• _What to do_
Without including the pictures, copy out every line below.

• _Input data_
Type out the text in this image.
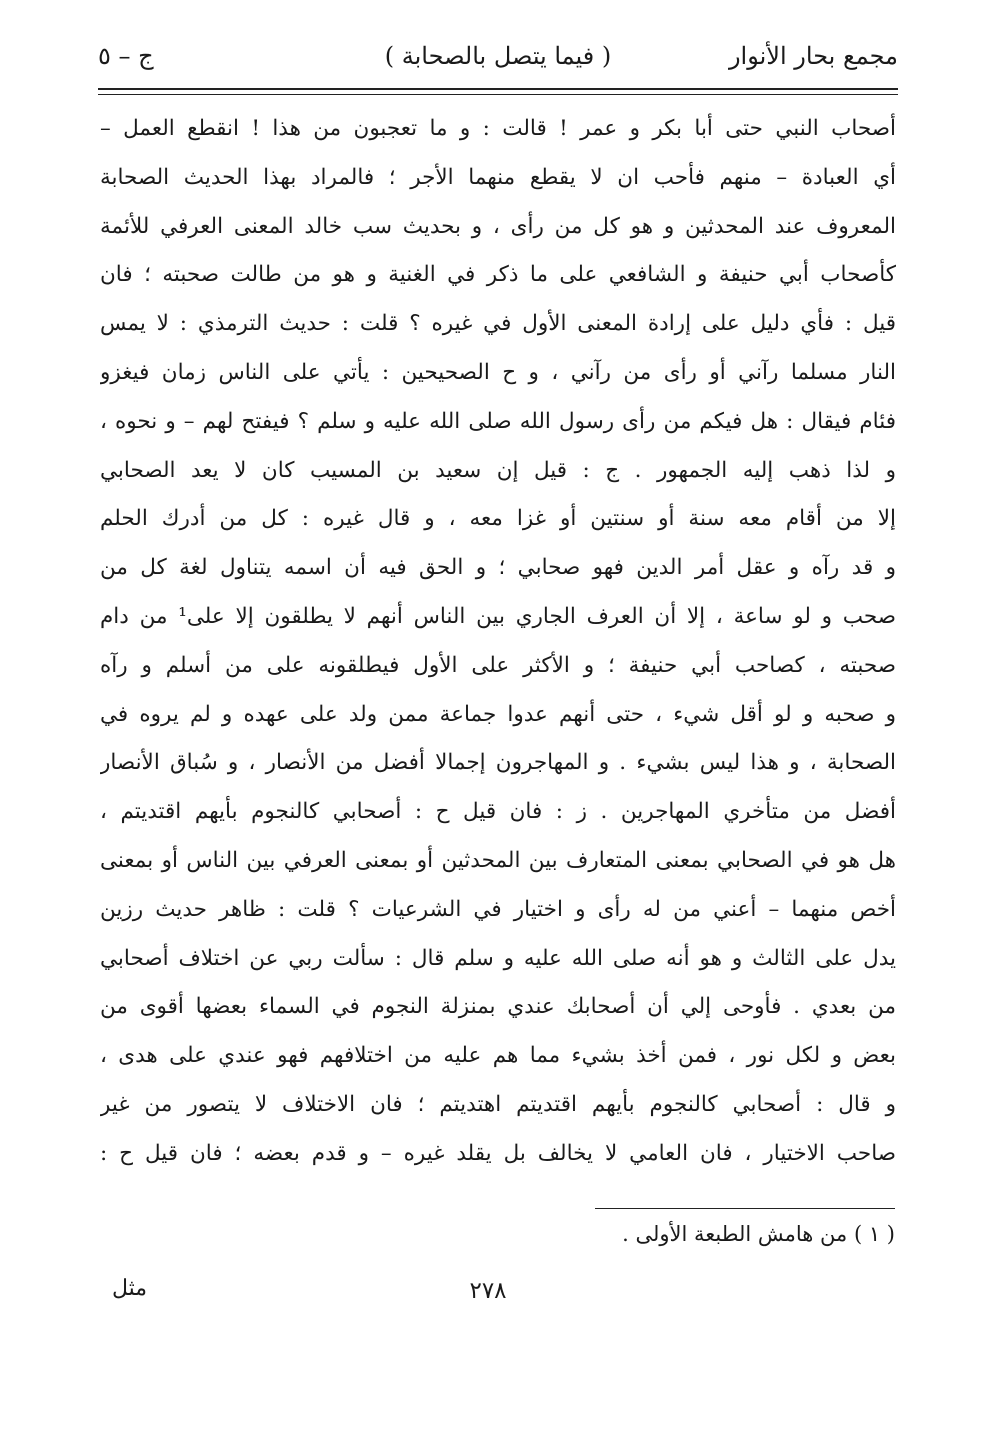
مجمع بحار الأنوار
( فيما يتصل بالصحابة )
ج – ٥
أصحاب النبي حتى أبا بكر و عمر ! قالت : و ما تعجبون من هذا ! انقطع العمل –
أي العبادة – منهم فأحب ان لا يقطع منهما الأجر ؛ فالمراد بهذا الحديث الصحابة
المعروف عند المحدثين و هو كل من رأى ، و بحديث سب خالد المعنى العرفي للأئمة
كأصحاب أبي حنيفة و الشافعي على ما ذكر في الغنية و هو من طالت صحبته ؛ فان
قيل : فأي دليل على إرادة المعنى الأول في غيره ؟ قلت : حديث الترمذي : لا يمس
النار مسلما رآني أو رأى من رآني ، و ح الصحيحين : يأتي على الناس زمان فيغزو
فئام فيقال : هل فيكم من رأى رسول الله صلى الله عليه و سلم ؟ فيفتح لهم – و نحوه ،
و لذا ذهب إليه الجمهور . ج : قيل إن سعيد بن المسيب كان لا يعد الصحابي
إلا من أقام معه سنة أو سنتين أو غزا معه ، و قال غيره : كل من أدرك الحلم
و قد رآه و عقل أمر الدين فهو صحابي ؛ و الحق فيه أن اسمه يتناول لغة كل من
صحب و لو ساعة ، إلا أن العرف الجاري بين الناس أنهم لا يطلقون إلا على¹ من دام
صحبته ، كصاحب أبي حنيفة ؛ و الأكثر على الأول فيطلقونه على من أسلم و رآه
و صحبه و لو أقل شيء ، حتى أنهم عدوا جماعة ممن ولد على عهده و لم يروه في
الصحابة ، و هذا ليس بشيء . و المهاجرون إجمالا أفضل من الأنصار ، و سُباق الأنصار
أفضل من متأخري المهاجرين . ز : فان قيل ح : أصحابي كالنجوم بأيهم اقتديتم ،
هل هو في الصحابي بمعنى المتعارف بين المحدثين أو بمعنى العرفي بين الناس أو بمعنى
أخص منهما – أعني من له رأى و اختيار في الشرعيات ؟ قلت : ظاهر حديث رزين
يدل على الثالث و هو أنه صلى الله عليه و سلم قال : سألت ربي عن اختلاف أصحابي
من بعدي . فأوحى إلي أن أصحابك عندي بمنزلة النجوم في السماء بعضها أقوى من
بعض و لكل نور ، فمن أخذ بشيء مما هم عليه من اختلافهم فهو عندي على هدى ،
و قال : أصحابي كالنجوم بأيهم اقتديتم اهتديتم ؛ فان الاختلاف لا يتصور من غير
صاحب الاختيار ، فان العامي لا يخالف بل يقلد غيره – و قدم بعضه ؛ فان قيل ح :
( ١ ) من هامش الطبعة الأولى .
٢٧٨
مثل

• _The answer_
Type out the text in this image.
مجمع بحار الأنوار
( فيما يتصل بالصحابة )
ج – ٥
أصحاب النبي حتى أبا بكر و عمر ! قالت : و ما تعجبون من هذا ! انقطع العمل –
أي العبادة – منهم فأحب ان لا يقطع منهما الأجر ؛ فالمراد بهذا الحديث الصحابة
المعروف عند المحدثين و هو كل من رأى ، و بحديث سب خالد المعنى العرفي للأئمة
كأصحاب أبي حنيفة و الشافعي على ما ذكر في الغنية و هو من طالت صحبته ؛ فان
قيل : فأي دليل على إرادة المعنى الأول في غيره ؟ قلت : حديث الترمذي : لا يمس
النار مسلما رآني أو رأى من رآني ، و ح الصحيحين : يأتي على الناس زمان فيغزو
فئام فيقال : هل فيكم من رأى رسول الله صلى الله عليه و سلم ؟ فيفتح لهم – و نحوه ،
و لذا ذهب إليه الجمهور . ج : قيل إن سعيد بن المسيب كان لا يعد الصحابي
إلا من أقام معه سنة أو سنتين أو غزا معه ، و قال غيره : كل من أدرك الحلم
و قد رآه و عقل أمر الدين فهو صحابي ؛ و الحق فيه أن اسمه يتناول لغة كل من
صحب و لو ساعة ، إلا أن العرف الجاري بين الناس أنهم لا يطلقون إلا على¹ من دام
صحبته ، كصاحب أبي حنيفة ؛ و الأكثر على الأول فيطلقونه على من أسلم و رآه
و صحبه و لو أقل شيء ، حتى أنهم عدوا جماعة ممن ولد على عهده و لم يروه في
الصحابة ، و هذا ليس بشيء . و المهاجرون إجمالا أفضل من الأنصار ، و سُباق الأنصار
أفضل من متأخري المهاجرين . ز : فان قيل ح : أصحابي كالنجوم بأيهم اقتديتم ،
هل هو في الصحابي بمعنى المتعارف بين المحدثين أو بمعنى العرفي بين الناس أو بمعنى
أخص منهما – أعني من له رأى و اختيار في الشرعيات ؟ قلت : ظاهر حديث رزين
يدل على الثالث و هو أنه صلى الله عليه و سلم قال : سألت ربي عن اختلاف أصحابي
من بعدي . فأوحى إلي أن أصحابك عندي بمنزلة النجوم في السماء بعضها أقوى من
بعض و لكل نور ، فمن أخذ بشيء مما هم عليه من اختلافهم فهو عندي على هدى ،
و قال : أصحابي كالنجوم بأيهم اقتديتم اهتديتم ؛ فان الاختلاف لا يتصور من غير
صاحب الاختيار ، فان العامي لا يخالف بل يقلد غيره – و قدم بعضه ؛ فان قيل ح :
( ١ ) من هامش الطبعة الأولى .
٢٧٨
مثل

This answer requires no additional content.